Activity
Summarize the passage on McGowan's music in two sentences.

Provided passage
=====

McGowan says when his patients ask, “Dr. McGowan, is your music just a hobby?” he replies, “No, it’s a little more complicated than that.”
While in training, McGowan started experimenting with lyric writing, and while living in New York City, he recorded his first album, Dirt Road Revival, with the help of his producer Michael Lewis Levey.
RECORDING ARTIST
When asked about a specific genre, McGowan describes his music as “more thematically Americana than stylistically—I can’t really say I totally fit into the Americana prototype … but then again, I’ve always been annoyingly nonconformist.” He adds, “each song seems to become an experiment with melodies, words and production techniques. I’m lucky to have my good friend and producer Michael Lewis Levey to provide a suitable sonic landscape to enhance the message I want to deliver.”
While drawing from various stylistic genres, Dirt Road Revival and his latest release, The Good Life, represent a crossover of vintage or “alternative retro pop” and soulful Americana. “It’s impossible to classify my music,” McGowan says, “there’s way too much going on … and I’m unfortunately verbose.”

=====

Data records
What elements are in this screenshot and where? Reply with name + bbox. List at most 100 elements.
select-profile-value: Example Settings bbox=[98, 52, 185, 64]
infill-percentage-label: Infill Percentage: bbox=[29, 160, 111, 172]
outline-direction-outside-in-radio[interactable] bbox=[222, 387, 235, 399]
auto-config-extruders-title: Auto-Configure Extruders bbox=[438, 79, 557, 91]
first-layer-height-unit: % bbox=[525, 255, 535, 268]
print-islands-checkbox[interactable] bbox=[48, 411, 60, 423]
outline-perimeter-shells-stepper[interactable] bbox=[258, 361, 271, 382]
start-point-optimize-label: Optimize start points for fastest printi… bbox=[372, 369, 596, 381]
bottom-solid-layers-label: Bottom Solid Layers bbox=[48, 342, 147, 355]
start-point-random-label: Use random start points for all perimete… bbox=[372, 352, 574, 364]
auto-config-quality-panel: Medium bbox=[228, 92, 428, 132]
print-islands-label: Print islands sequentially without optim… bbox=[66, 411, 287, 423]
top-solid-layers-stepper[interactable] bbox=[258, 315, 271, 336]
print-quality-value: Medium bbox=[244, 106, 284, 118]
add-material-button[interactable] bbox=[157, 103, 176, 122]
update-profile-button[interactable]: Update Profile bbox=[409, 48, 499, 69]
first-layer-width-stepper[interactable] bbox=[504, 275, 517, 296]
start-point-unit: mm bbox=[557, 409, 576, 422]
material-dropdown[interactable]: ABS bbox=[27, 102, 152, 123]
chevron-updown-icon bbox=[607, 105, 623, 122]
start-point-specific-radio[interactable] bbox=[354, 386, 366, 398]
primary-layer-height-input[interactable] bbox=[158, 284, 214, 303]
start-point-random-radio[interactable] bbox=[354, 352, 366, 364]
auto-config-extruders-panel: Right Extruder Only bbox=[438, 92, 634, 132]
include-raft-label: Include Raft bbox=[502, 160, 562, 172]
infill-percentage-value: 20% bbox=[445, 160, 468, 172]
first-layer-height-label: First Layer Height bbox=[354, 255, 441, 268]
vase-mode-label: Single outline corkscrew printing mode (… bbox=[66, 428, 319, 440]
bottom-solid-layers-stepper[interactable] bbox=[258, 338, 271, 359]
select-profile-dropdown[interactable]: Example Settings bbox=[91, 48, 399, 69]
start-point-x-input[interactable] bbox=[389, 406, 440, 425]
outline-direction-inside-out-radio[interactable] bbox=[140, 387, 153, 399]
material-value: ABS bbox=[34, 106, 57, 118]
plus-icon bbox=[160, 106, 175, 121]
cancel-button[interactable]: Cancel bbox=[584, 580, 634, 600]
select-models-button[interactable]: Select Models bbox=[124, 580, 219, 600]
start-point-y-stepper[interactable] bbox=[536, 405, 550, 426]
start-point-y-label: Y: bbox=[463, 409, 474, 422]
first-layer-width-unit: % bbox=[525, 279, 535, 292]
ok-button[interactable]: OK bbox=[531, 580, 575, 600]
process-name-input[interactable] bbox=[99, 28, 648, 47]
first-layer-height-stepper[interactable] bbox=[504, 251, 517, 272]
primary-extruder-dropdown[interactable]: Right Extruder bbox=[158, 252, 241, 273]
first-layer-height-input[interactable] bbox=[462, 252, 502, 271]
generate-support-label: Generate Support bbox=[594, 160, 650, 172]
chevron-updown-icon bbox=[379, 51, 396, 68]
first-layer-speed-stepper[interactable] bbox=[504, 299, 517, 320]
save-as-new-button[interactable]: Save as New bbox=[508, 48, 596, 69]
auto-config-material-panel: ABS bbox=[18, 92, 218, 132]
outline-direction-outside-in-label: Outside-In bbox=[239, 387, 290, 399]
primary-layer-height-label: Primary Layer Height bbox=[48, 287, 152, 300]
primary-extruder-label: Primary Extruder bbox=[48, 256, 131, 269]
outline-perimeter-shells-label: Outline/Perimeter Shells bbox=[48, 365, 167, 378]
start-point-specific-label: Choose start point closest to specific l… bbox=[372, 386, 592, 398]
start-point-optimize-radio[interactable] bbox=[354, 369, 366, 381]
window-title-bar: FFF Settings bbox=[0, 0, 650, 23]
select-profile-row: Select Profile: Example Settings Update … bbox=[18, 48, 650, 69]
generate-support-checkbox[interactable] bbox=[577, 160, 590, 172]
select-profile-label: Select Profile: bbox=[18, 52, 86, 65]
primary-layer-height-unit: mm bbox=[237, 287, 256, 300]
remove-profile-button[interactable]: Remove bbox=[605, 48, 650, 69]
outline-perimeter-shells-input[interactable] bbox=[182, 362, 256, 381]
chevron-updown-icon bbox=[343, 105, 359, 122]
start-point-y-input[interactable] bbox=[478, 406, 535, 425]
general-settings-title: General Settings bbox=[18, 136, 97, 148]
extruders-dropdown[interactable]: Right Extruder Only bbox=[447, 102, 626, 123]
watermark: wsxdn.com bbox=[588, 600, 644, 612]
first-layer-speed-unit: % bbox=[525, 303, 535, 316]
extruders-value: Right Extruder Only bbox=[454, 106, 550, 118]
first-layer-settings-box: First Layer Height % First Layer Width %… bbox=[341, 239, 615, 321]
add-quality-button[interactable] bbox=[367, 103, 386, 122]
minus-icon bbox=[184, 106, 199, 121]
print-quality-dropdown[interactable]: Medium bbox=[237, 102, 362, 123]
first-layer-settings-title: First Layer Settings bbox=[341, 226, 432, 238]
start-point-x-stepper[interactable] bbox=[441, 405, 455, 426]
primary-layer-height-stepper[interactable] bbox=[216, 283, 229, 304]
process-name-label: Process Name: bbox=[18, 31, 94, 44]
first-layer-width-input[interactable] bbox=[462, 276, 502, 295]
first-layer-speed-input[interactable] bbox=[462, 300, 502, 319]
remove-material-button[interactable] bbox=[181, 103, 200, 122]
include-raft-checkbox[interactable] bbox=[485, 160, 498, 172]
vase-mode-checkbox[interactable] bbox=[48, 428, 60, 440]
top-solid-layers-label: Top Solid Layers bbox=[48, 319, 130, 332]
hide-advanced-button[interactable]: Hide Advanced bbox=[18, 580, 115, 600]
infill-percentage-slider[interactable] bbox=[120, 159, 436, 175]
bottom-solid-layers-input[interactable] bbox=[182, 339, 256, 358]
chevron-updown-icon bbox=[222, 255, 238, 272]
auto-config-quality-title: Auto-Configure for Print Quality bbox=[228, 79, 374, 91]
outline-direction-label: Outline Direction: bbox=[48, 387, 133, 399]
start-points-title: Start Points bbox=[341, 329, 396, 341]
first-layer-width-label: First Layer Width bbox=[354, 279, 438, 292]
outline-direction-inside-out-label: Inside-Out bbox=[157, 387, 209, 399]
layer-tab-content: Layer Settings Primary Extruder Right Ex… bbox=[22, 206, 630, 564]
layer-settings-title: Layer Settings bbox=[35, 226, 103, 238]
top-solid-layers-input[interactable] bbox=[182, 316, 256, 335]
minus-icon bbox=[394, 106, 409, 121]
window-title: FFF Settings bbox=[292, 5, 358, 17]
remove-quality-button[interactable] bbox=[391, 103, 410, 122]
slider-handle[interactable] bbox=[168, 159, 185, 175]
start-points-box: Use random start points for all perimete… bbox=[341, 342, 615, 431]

=====

Exercise response
McGowan tells patients his music is more than a hobby; he began writing lyrics during his training and recorded his first album, Dirt Road Revival, in New York City with producer Michael Lewis Levey. He calls his music more thematically than stylistically Americana and each song an experiment, and Dirt Road Revival and The Good Life blend vintage "alternative retro pop" with soulful Americana in a way he says is impossible to classify.